◆ TASK INPUTS ◆
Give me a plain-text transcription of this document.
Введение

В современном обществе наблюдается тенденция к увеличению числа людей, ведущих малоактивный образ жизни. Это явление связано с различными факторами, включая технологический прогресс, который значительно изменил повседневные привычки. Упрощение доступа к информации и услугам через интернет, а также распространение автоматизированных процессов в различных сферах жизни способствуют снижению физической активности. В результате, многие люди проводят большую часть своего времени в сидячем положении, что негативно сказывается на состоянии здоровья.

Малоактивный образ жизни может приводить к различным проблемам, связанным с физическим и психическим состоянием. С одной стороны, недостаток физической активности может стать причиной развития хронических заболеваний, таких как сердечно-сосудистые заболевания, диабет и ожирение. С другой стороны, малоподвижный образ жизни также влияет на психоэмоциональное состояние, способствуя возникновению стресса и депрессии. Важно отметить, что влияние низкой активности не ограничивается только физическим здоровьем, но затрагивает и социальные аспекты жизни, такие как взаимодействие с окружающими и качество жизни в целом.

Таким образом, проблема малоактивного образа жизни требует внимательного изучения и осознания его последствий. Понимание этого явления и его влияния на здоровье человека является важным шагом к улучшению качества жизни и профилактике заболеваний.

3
* * *
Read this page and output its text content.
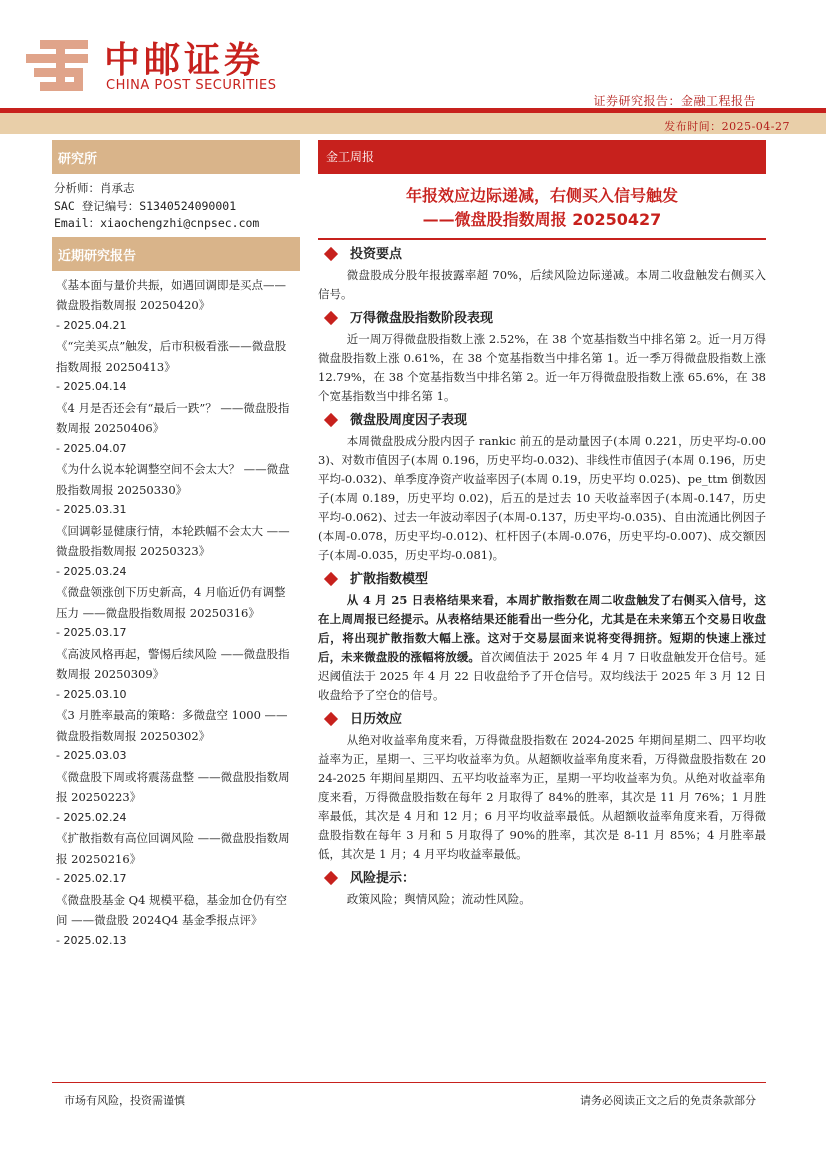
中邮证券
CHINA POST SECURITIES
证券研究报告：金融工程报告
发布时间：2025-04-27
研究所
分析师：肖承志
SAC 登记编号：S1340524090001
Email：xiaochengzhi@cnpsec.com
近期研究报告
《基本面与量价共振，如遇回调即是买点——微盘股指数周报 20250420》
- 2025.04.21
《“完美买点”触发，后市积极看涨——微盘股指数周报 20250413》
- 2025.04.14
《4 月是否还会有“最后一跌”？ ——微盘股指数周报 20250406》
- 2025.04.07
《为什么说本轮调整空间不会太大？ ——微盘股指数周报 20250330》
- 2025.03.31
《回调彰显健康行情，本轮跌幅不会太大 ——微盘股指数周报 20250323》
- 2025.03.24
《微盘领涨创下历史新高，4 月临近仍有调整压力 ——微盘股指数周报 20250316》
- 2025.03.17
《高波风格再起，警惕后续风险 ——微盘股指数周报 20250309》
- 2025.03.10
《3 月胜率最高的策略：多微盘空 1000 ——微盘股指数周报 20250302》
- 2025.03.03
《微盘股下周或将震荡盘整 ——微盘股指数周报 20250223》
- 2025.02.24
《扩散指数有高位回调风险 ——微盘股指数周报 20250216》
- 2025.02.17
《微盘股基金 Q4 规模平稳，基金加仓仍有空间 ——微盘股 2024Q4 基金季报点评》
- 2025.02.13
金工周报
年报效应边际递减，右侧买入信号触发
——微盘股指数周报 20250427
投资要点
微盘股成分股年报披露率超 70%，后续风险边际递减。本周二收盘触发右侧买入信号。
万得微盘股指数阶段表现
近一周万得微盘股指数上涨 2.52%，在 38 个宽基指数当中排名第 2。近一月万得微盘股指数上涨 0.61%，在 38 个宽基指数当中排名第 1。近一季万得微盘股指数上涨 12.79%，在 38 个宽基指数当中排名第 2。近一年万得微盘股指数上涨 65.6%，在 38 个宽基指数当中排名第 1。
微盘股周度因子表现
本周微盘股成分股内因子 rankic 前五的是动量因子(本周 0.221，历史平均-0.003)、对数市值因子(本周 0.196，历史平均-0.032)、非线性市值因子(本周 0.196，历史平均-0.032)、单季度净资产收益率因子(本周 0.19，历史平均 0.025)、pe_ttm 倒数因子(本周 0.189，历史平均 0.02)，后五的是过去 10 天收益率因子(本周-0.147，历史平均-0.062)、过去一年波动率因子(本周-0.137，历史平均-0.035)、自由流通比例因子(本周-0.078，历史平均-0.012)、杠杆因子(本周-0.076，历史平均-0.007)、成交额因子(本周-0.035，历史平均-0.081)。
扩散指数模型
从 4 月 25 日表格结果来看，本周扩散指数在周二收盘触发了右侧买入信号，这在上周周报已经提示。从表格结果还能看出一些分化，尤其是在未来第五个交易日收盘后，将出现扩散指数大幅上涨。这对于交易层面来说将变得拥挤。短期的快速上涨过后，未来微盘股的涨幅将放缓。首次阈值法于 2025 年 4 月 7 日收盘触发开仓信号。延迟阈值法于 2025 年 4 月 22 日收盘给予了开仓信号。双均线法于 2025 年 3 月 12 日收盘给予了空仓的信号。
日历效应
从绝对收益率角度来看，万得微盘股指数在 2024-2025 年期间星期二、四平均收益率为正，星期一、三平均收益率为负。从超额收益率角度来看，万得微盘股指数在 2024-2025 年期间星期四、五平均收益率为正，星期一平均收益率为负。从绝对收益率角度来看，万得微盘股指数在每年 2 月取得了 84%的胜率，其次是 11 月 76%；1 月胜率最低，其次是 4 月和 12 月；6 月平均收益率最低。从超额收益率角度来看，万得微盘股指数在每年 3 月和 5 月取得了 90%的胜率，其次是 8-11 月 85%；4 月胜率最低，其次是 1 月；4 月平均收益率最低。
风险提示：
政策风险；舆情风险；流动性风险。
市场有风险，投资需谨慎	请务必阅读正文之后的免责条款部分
* * *
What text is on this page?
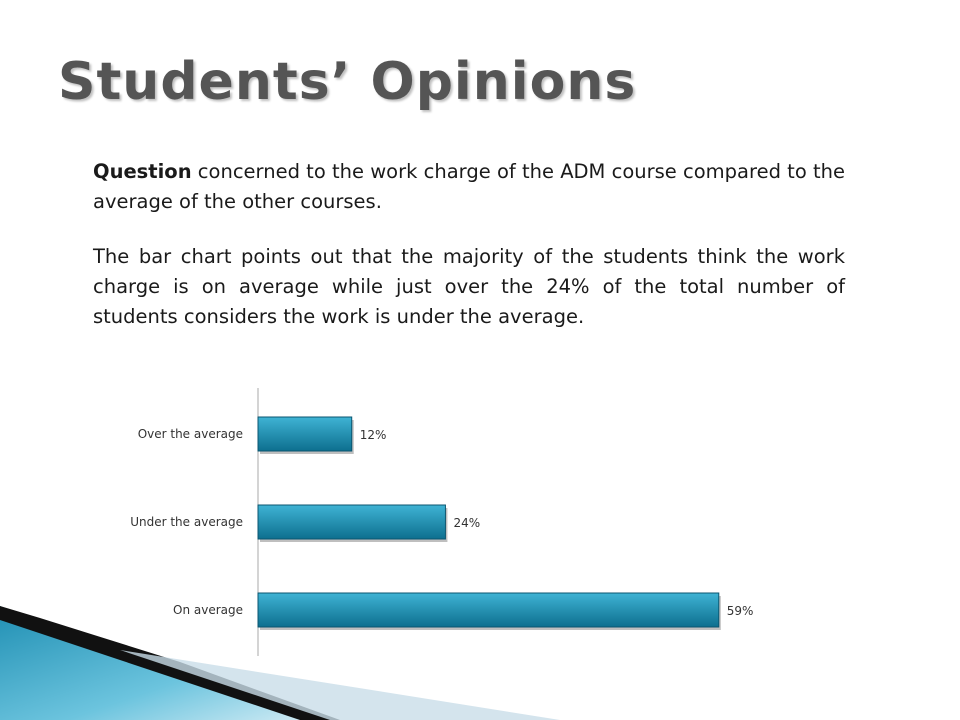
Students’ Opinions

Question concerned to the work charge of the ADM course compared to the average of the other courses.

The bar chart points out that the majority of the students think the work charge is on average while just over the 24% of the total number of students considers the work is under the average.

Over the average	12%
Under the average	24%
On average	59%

◆ PROBLEM STATEMENT ◆
Pull out every line containing "average".

◆ EXERCISE SOLUTION ◆
Question concerned to the work charge of the ADM course compared to the average of the other courses.
The bar chart points out that the majority of the students think the work charge is on average while just over the 24% of the total number of students considers the work is under the average.
Over the average	12%
Under the average	24%
On average	59%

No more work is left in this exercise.